━━━ Dataset records ━━━

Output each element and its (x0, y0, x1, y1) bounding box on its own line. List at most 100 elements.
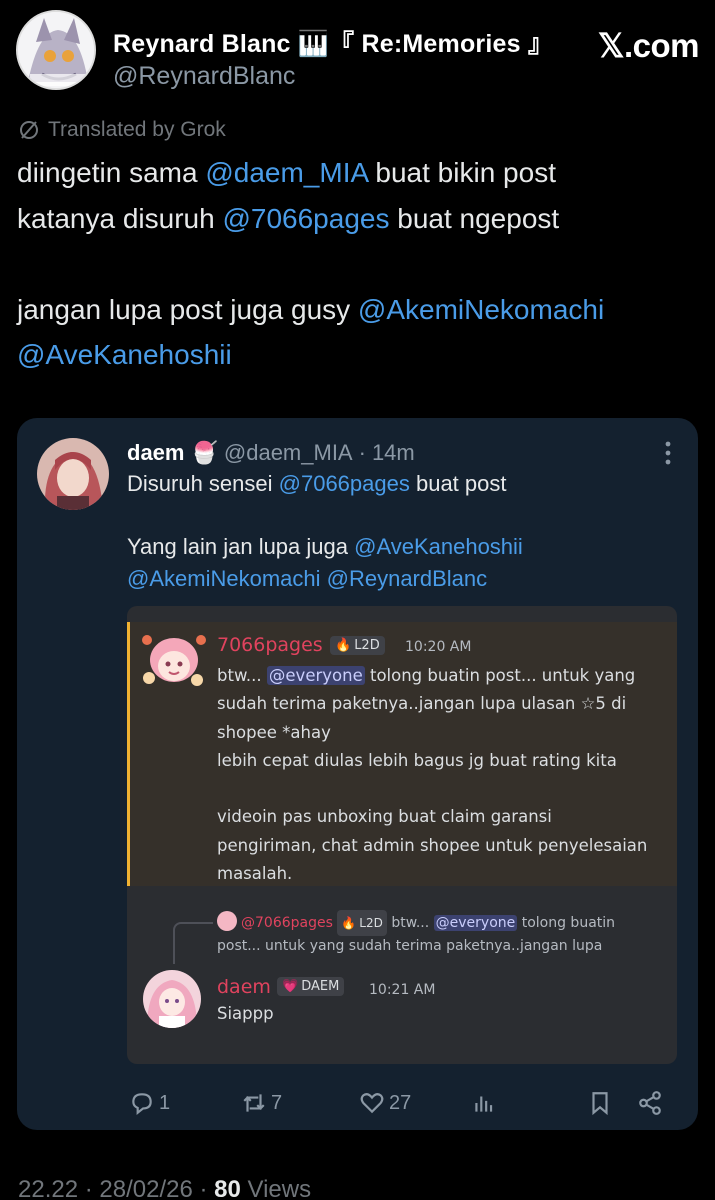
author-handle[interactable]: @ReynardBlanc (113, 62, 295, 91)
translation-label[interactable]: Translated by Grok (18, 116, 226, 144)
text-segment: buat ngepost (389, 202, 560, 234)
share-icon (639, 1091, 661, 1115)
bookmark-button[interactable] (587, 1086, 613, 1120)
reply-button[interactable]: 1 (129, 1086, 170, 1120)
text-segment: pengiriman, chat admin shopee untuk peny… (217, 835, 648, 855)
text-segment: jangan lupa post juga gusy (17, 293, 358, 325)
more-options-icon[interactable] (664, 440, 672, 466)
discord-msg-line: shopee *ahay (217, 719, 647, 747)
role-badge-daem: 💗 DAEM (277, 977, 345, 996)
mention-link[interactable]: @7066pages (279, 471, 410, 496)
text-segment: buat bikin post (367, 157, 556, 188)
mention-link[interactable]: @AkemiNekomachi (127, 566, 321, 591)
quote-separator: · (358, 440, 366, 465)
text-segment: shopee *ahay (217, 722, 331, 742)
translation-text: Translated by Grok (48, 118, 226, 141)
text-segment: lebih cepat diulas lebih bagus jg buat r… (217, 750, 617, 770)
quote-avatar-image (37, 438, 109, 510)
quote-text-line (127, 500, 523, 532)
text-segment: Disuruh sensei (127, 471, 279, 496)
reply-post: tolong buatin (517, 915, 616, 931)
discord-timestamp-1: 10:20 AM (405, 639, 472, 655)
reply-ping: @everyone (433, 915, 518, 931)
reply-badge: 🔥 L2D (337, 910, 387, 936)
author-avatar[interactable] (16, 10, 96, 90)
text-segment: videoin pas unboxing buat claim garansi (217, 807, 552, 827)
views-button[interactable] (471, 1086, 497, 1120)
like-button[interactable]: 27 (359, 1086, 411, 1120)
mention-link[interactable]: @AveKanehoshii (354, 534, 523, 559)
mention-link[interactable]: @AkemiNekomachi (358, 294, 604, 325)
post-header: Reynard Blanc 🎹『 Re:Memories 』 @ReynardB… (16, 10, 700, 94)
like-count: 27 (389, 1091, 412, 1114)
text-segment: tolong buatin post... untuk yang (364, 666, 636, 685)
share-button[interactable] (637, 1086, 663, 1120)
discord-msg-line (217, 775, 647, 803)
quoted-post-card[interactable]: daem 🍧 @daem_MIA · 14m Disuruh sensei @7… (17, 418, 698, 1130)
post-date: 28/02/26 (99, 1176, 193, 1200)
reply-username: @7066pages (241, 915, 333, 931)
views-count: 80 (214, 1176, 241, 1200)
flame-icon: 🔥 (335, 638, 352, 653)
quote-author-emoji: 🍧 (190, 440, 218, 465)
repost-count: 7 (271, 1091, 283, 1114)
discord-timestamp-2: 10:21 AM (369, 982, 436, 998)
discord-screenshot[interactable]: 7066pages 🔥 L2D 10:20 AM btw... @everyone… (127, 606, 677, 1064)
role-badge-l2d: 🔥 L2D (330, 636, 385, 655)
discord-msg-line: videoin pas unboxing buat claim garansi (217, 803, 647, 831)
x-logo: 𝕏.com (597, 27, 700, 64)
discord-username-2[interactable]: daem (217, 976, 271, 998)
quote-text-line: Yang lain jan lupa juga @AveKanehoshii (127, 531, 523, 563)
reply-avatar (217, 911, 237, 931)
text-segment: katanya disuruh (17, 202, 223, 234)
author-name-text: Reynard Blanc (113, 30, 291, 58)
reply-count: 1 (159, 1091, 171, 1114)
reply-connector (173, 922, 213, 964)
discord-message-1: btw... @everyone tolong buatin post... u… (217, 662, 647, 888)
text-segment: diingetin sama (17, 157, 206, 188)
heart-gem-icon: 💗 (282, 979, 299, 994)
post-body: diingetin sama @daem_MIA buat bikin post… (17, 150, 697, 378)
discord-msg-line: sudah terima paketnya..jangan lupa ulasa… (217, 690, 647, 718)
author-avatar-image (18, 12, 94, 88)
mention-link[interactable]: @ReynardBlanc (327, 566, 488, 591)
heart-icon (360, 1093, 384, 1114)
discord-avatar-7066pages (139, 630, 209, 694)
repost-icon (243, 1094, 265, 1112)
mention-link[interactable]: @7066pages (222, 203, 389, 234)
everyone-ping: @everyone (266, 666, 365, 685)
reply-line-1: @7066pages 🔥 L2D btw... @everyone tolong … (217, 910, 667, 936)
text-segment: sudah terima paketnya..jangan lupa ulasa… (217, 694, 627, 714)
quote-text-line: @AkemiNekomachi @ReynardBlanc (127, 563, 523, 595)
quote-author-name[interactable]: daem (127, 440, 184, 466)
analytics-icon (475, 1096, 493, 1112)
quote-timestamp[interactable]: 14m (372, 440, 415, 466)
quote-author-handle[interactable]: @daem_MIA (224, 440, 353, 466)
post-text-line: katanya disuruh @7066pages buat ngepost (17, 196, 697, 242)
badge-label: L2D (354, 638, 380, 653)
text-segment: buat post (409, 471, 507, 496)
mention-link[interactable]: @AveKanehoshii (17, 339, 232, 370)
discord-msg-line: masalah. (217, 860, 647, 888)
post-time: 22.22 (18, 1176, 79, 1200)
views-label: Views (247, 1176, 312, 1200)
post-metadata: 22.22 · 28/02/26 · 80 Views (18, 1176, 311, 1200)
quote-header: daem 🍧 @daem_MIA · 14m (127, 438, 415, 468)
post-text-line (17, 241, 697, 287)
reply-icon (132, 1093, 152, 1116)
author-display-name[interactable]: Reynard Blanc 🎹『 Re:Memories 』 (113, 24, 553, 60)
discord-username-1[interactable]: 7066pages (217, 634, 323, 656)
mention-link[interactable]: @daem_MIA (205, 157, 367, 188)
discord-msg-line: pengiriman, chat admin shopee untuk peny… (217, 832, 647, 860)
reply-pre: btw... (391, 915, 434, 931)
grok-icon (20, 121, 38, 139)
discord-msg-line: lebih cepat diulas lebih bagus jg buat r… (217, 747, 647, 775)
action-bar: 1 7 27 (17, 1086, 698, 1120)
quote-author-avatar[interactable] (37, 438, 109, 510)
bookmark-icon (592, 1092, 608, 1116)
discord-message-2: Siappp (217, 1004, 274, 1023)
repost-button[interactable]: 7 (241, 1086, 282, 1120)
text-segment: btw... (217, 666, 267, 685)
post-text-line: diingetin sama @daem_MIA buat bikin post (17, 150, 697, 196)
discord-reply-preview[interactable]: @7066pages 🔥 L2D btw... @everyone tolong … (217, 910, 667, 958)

━━━

# [Work required]
Copy out the rows above, replacing "text-segment" with "text-span" wherever it occurs and changing nothing else. Omit the pictures.

# [Result of this exercise]
Output each element and its (x0, y0, x1, y1) bounding box on its own line. List at most 100 elements.
author-handle[interactable]: @ReynardBlanc (113, 62, 295, 91)
translation-label[interactable]: Translated by Grok (18, 116, 226, 144)
text-span: buat ngepost (389, 202, 560, 234)
share-icon (639, 1091, 661, 1115)
bookmark-button[interactable] (587, 1086, 613, 1120)
reply-button[interactable]: 1 (129, 1086, 170, 1120)
text-span: pengiriman, chat admin shopee untuk peny… (217, 835, 648, 855)
text-span: jangan lupa post juga gusy (17, 293, 358, 325)
more-options-icon[interactable] (664, 440, 672, 466)
discord-msg-line: shopee *ahay (217, 719, 647, 747)
role-badge-daem: 💗 DAEM (277, 977, 345, 996)
mention-link[interactable]: @7066pages (279, 471, 410, 496)
text-span: buat bikin post (367, 157, 556, 188)
mention-link[interactable]: @AkemiNekomachi (127, 566, 321, 591)
quote-separator: · (358, 440, 366, 465)
text-span: shopee *ahay (217, 722, 331, 742)
translation-text: Translated by Grok (48, 118, 226, 141)
text-span: lebih cepat diulas lebih bagus jg buat r… (217, 750, 617, 770)
quote-avatar-image (37, 438, 109, 510)
quote-text-line (127, 500, 523, 532)
text-span: Disuruh sensei (127, 471, 279, 496)
reply-post: tolong buatin (517, 915, 616, 931)
discord-timestamp-1: 10:20 AM (405, 639, 472, 655)
reply-ping: @everyone (433, 915, 518, 931)
reply-badge: 🔥 L2D (337, 910, 387, 936)
author-avatar[interactable] (16, 10, 96, 90)
text-span: videoin pas unboxing buat claim garansi (217, 807, 552, 827)
views-button[interactable] (471, 1086, 497, 1120)
like-button[interactable]: 27 (359, 1086, 411, 1120)
mention-link[interactable]: @AveKanehoshii (354, 534, 523, 559)
mention-link[interactable]: @AkemiNekomachi (358, 294, 604, 325)
post-header: Reynard Blanc 🎹『 Re:Memories 』 @ReynardB… (16, 10, 700, 94)
like-count: 27 (389, 1091, 412, 1114)
text-span: tolong buatin post... untuk yang (364, 666, 636, 685)
share-button[interactable] (637, 1086, 663, 1120)
discord-msg-line (217, 775, 647, 803)
quoted-post-card[interactable]: daem 🍧 @daem_MIA · 14m Disuruh sensei @7… (17, 418, 698, 1130)
post-date: 28/02/26 (99, 1176, 193, 1200)
reply-username: @7066pages (241, 915, 333, 931)
views-count: 80 (214, 1176, 241, 1200)
flame-icon: 🔥 (335, 638, 352, 653)
quote-author-emoji: 🍧 (190, 440, 218, 465)
repost-count: 7 (271, 1091, 283, 1114)
discord-timestamp-2: 10:21 AM (369, 982, 436, 998)
discord-screenshot[interactable]: 7066pages 🔥 L2D 10:20 AM btw... @everyone… (127, 606, 677, 1064)
role-badge-l2d: 🔥 L2D (330, 636, 385, 655)
discord-msg-line: videoin pas unboxing buat claim garansi (217, 803, 647, 831)
x-logo: 𝕏.com (597, 27, 700, 64)
discord-username-2[interactable]: daem (217, 976, 271, 998)
quote-text-line: Yang lain jan lupa juga @AveKanehoshii (127, 531, 523, 563)
reply-avatar (217, 911, 237, 931)
text-span: katanya disuruh (17, 202, 223, 234)
author-name-text: Reynard Blanc (113, 30, 291, 58)
reply-count: 1 (159, 1091, 171, 1114)
reply-connector (173, 922, 213, 964)
discord-message-1: btw... @everyone tolong buatin post... u… (217, 662, 647, 888)
text-span: diingetin sama (17, 157, 206, 188)
heart-gem-icon: 💗 (282, 979, 299, 994)
post-body: diingetin sama @daem_MIA buat bikin post… (17, 150, 697, 378)
discord-msg-line: sudah terima paketnya..jangan lupa ulasa… (217, 690, 647, 718)
author-avatar-image (18, 12, 94, 88)
mention-link[interactable]: @ReynardBlanc (327, 566, 488, 591)
heart-icon (360, 1093, 384, 1114)
discord-avatar-7066pages (139, 630, 209, 694)
repost-icon (243, 1094, 265, 1112)
mention-link[interactable]: @7066pages (222, 203, 389, 234)
everyone-ping: @everyone (266, 666, 365, 685)
reply-line-1: @7066pages 🔥 L2D btw... @everyone tolong … (217, 910, 667, 936)
text-span: sudah terima paketnya..jangan lupa ulasa… (217, 694, 627, 714)
quote-text-line: @AkemiNekomachi @ReynardBlanc (127, 563, 523, 595)
quote-author-name[interactable]: daem (127, 440, 184, 466)
analytics-icon (475, 1096, 493, 1112)
quote-timestamp[interactable]: 14m (372, 440, 415, 466)
quote-author-handle[interactable]: @daem_MIA (224, 440, 353, 466)
post-text-line: katanya disuruh @7066pages buat ngepost (17, 196, 697, 242)
badge-label: L2D (354, 638, 380, 653)
text-span: buat post (409, 471, 507, 496)
mention-link[interactable]: @AveKanehoshii (17, 339, 232, 370)
discord-msg-line: masalah. (217, 860, 647, 888)
post-time: 22.22 (18, 1176, 79, 1200)
views-label: Views (247, 1176, 312, 1200)
post-metadata: 22.22 · 28/02/26 · 80 Views (18, 1176, 311, 1200)
quote-header: daem 🍧 @daem_MIA · 14m (127, 438, 415, 468)
post-text-line (17, 241, 697, 287)
reply-icon (132, 1093, 152, 1116)
author-display-name[interactable]: Reynard Blanc 🎹『 Re:Memories 』 (113, 24, 553, 60)
discord-username-1[interactable]: 7066pages (217, 634, 323, 656)
mention-link[interactable]: @daem_MIA (205, 157, 367, 188)
discord-msg-line: pengiriman, chat admin shopee untuk peny… (217, 832, 647, 860)
reply-pre: btw... (391, 915, 434, 931)
grok-icon (20, 121, 38, 139)
discord-msg-line: lebih cepat diulas lebih bagus jg buat r… (217, 747, 647, 775)
action-bar: 1 7 27 (17, 1086, 698, 1120)
quote-author-avatar[interactable] (37, 438, 109, 510)
bookmark-icon (592, 1092, 608, 1116)
discord-message-2: Siappp (217, 1004, 274, 1023)
repost-button[interactable]: 7 (241, 1086, 282, 1120)
text-span: btw... (217, 666, 267, 685)
post-text-line: diingetin sama @daem_MIA buat bikin post (17, 150, 697, 196)
discord-reply-preview[interactable]: @7066pages 🔥 L2D btw... @everyone tolong … (217, 910, 667, 958)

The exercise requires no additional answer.